- **Task statement**:
Each line that includes the string "CTOD" counts once; give the total and nothing else.
════════
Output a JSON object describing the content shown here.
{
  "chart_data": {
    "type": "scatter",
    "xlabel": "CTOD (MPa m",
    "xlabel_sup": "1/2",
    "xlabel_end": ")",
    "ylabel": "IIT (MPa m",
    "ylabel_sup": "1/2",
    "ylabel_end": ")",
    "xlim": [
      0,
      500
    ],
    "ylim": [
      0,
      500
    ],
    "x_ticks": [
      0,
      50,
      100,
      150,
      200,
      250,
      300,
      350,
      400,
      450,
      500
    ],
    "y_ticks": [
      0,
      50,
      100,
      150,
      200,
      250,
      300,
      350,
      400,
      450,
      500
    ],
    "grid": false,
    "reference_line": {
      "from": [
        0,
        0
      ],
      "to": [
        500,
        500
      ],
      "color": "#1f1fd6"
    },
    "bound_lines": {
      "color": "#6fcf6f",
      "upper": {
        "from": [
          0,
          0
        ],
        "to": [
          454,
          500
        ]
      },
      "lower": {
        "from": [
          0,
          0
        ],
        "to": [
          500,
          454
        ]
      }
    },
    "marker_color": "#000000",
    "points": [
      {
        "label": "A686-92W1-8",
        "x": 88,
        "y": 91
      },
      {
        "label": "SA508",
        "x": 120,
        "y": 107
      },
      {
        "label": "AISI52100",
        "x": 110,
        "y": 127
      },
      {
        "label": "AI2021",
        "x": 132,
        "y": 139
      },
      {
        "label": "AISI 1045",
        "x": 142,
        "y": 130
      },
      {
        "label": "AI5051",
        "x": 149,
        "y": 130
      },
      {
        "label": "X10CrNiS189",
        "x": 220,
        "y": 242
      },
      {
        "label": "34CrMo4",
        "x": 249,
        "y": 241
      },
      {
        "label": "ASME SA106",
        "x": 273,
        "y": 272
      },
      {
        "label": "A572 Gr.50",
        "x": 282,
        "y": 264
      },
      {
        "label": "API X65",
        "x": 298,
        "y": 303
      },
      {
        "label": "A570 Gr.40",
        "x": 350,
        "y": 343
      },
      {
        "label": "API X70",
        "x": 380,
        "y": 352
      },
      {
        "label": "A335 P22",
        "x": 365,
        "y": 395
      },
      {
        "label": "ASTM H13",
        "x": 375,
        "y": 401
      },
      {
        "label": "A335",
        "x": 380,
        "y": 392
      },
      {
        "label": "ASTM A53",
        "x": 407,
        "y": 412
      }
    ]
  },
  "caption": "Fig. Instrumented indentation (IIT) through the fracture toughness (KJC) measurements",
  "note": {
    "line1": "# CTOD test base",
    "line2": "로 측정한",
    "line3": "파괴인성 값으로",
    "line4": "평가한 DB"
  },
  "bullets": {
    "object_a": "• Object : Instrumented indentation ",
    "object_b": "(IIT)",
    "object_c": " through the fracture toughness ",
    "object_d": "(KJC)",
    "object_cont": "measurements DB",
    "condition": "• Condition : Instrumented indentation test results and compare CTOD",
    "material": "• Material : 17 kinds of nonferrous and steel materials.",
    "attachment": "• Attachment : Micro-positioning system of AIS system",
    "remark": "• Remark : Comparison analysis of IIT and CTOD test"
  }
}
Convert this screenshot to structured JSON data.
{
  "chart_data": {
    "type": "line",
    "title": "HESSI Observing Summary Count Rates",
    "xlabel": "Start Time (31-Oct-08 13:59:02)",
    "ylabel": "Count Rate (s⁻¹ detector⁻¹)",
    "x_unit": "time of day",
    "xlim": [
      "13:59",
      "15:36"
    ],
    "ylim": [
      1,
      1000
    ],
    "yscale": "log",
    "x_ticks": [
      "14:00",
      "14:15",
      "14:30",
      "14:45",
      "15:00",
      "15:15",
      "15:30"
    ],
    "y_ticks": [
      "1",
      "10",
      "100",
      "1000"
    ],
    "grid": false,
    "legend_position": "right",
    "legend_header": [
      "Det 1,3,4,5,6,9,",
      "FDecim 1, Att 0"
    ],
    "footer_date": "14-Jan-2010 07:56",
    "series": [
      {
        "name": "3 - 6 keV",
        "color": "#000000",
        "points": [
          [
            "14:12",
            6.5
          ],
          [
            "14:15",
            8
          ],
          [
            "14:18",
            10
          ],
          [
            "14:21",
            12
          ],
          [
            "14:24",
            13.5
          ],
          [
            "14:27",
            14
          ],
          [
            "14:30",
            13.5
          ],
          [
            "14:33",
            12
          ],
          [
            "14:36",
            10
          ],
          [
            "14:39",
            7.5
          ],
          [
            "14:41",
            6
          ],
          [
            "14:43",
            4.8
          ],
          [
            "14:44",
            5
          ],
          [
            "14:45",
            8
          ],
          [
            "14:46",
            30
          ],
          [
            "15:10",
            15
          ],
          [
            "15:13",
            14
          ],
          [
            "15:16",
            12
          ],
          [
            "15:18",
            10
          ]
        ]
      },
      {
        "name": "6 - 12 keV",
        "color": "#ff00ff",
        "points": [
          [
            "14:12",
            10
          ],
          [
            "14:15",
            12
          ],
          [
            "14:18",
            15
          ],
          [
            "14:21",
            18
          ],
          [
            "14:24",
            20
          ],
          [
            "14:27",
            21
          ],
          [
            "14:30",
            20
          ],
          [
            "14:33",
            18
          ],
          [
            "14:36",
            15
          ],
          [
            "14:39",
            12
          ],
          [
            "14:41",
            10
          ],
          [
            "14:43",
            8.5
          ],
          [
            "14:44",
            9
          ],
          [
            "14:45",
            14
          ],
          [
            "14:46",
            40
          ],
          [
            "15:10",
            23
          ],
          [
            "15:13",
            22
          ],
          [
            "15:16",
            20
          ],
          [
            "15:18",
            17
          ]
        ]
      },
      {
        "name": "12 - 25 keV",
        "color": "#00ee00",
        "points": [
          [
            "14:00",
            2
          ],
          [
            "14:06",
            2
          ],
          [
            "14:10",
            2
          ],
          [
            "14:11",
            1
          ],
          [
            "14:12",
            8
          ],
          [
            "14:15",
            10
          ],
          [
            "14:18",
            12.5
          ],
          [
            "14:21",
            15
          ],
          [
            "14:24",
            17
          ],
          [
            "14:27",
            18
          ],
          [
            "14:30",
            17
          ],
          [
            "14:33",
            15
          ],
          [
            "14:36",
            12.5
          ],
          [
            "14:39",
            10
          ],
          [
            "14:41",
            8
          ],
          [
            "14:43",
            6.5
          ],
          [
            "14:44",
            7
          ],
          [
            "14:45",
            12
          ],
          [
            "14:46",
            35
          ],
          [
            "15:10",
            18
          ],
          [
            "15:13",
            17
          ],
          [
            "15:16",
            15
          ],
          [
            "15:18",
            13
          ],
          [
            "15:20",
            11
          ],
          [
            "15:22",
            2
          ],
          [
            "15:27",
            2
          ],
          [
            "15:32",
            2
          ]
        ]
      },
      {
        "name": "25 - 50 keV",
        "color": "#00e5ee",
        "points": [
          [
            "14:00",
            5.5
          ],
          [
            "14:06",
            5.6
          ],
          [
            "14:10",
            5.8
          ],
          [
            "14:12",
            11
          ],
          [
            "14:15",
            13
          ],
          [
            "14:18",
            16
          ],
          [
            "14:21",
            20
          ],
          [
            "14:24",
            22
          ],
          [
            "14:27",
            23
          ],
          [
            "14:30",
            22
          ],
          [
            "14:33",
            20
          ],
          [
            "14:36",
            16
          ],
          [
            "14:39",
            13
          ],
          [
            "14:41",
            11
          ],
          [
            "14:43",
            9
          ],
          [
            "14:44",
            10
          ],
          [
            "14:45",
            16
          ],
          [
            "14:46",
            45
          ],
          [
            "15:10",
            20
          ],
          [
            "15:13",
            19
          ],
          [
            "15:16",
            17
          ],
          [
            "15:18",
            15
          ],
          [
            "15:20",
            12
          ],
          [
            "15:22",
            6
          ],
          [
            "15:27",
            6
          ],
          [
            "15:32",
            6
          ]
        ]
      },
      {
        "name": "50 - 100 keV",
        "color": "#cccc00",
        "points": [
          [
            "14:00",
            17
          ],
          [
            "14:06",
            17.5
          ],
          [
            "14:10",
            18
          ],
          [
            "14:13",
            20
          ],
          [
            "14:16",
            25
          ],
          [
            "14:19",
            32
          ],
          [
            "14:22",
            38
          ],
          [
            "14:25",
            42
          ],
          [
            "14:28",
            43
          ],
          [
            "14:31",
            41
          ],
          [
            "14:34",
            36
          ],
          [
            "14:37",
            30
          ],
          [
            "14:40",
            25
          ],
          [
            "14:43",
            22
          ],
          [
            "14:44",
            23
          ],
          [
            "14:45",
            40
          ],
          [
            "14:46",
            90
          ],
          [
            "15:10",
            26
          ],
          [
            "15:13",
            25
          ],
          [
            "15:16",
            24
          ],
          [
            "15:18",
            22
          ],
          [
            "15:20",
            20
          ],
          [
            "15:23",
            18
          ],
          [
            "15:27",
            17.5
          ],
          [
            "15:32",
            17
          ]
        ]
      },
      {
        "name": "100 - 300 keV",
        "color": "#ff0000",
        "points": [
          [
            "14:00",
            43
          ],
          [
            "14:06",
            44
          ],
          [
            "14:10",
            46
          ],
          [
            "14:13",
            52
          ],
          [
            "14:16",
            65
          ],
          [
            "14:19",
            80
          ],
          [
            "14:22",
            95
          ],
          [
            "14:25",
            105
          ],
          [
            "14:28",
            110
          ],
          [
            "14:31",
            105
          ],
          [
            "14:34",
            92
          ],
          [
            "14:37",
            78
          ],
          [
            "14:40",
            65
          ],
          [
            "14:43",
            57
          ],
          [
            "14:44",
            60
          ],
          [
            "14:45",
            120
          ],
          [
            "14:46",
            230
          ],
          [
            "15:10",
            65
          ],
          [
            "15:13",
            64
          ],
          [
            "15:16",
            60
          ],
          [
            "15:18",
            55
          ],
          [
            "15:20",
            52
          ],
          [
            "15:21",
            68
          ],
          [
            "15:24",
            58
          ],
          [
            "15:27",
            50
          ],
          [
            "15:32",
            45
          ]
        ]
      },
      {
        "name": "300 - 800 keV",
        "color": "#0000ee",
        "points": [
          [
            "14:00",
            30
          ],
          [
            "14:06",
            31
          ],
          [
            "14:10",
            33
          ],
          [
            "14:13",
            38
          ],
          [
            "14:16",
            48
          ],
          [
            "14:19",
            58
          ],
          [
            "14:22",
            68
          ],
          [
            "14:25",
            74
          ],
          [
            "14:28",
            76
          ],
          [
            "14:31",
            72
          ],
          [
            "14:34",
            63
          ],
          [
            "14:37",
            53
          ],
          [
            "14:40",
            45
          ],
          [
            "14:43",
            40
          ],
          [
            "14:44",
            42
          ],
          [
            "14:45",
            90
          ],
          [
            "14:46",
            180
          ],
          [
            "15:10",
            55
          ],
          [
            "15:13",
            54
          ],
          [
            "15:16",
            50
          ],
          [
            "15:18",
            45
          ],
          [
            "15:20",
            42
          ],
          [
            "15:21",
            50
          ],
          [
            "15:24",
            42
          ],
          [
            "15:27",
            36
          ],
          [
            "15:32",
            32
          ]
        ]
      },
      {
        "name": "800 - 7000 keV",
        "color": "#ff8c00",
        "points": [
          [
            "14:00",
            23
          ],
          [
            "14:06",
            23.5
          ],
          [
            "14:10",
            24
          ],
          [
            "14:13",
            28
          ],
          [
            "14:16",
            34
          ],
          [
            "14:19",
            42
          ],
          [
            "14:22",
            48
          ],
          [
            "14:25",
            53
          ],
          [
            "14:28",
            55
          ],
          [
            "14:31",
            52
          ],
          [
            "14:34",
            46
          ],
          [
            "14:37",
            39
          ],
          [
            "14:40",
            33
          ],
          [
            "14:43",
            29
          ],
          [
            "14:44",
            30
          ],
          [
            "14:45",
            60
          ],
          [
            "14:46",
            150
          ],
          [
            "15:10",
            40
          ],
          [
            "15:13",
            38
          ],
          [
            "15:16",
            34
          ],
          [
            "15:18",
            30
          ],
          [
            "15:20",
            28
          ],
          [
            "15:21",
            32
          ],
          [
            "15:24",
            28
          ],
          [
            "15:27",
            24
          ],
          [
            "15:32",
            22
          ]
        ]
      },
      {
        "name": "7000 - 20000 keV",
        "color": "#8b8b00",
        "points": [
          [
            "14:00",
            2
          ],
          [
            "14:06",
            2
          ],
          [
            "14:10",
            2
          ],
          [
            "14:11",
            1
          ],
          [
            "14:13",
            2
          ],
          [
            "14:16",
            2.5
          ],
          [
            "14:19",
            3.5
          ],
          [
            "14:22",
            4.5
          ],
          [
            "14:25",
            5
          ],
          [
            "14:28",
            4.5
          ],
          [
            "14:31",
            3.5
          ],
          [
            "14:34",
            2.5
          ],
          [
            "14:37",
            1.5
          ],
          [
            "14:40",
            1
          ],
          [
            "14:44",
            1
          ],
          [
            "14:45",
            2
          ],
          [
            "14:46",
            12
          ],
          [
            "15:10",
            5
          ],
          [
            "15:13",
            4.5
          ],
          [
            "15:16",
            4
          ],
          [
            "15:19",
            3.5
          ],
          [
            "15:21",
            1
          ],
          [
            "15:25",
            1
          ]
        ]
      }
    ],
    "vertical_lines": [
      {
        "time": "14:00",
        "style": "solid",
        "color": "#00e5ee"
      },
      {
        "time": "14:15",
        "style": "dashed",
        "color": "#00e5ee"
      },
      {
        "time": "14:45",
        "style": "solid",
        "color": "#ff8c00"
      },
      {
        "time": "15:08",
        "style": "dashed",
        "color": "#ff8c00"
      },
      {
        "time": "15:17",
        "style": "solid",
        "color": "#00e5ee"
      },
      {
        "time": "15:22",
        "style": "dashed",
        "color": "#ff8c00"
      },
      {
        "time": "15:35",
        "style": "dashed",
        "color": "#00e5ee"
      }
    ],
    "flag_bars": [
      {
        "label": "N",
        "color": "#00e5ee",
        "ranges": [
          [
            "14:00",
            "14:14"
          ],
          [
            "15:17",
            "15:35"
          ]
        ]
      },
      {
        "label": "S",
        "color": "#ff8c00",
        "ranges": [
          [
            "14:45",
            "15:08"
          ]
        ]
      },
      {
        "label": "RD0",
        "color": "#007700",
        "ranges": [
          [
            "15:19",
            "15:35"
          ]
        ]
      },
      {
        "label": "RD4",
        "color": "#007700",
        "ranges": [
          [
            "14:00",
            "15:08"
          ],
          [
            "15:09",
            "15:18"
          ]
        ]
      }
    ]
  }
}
════════
- **Solution to the problem**:
4